• **OBJECTIVE**
Copy out the lines that include the word "Printer".

• **RECORDED INFORMATION**

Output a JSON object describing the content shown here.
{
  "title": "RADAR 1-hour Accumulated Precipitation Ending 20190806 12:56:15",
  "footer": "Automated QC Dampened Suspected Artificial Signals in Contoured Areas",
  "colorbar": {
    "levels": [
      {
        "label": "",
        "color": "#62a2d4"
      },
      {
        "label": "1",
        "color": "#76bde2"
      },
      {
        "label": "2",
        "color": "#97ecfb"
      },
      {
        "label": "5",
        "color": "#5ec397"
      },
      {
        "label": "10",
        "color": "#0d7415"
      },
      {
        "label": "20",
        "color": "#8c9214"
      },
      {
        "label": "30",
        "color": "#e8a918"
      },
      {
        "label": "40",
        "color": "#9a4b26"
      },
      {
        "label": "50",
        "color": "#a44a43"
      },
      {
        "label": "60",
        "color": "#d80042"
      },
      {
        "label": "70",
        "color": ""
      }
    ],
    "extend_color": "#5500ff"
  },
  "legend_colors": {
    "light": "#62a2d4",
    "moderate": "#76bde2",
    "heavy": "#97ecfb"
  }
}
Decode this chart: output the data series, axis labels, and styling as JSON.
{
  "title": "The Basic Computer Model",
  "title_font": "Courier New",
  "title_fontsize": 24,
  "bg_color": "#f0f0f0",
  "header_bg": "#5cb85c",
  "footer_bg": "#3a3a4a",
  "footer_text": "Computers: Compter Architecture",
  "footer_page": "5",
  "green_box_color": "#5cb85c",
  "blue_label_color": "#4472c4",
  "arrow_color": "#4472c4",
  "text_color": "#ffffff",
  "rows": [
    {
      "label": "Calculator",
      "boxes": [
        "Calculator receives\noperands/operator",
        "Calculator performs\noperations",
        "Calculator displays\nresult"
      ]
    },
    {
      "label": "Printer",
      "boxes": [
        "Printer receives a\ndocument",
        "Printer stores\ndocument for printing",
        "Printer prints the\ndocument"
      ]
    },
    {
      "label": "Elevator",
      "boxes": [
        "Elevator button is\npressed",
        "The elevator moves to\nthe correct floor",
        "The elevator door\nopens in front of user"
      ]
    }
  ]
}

• **RESULT FOR THIS EXERCISE**
      "label": "Printer",
        "Printer receives a\ndocument",
        "Printer stores\ndocument for printing",
        "Printer prints the\ndocument"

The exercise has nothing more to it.